WHAT TO PRODUCE >> Give as output the line that contains "OCR this image.", followed by every remaining line of the entries, unchanged and with nothing added.

+-------+

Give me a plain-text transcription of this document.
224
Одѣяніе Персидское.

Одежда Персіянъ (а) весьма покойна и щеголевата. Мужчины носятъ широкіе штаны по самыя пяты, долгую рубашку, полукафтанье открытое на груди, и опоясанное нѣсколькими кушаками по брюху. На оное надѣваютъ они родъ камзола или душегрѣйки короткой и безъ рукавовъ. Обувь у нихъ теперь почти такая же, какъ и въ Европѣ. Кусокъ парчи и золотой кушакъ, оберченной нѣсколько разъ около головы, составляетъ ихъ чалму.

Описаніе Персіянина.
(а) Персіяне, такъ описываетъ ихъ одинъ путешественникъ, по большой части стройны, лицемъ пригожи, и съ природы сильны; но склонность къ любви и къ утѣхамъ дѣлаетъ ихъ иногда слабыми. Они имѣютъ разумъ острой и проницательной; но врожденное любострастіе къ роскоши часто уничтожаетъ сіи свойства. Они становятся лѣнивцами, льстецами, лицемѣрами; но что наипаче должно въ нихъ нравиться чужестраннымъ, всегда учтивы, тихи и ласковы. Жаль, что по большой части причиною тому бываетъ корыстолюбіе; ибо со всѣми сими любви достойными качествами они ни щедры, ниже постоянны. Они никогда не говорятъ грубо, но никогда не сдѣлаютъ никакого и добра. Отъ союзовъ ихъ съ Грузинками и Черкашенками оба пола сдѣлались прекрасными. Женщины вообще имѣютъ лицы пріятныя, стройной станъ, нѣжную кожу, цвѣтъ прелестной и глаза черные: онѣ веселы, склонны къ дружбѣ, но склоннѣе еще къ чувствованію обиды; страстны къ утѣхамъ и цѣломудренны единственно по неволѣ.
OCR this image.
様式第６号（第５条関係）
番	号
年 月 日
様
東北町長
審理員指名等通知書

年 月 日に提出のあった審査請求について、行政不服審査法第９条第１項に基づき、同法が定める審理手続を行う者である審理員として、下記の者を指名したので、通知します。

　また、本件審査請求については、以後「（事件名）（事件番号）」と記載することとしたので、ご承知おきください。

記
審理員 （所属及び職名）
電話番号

+-------+

EXERCISE ANSWER >>
OCR this image.
様式第６号（第５条関係）
番	号
年 月 日
様
東北町長
審理員指名等通知書

年 月 日に提出のあった審査請求について、行政不服審査法第９条第１項に基づき、同法が定める審理手続を行う者である審理員として、下記の者を指名したので、通知します。

　また、本件審査請求については、以後「（事件名）（事件番号）」と記載することとしたので、ご承知おきください。

記
審理員 （所属及び職名）
電話番号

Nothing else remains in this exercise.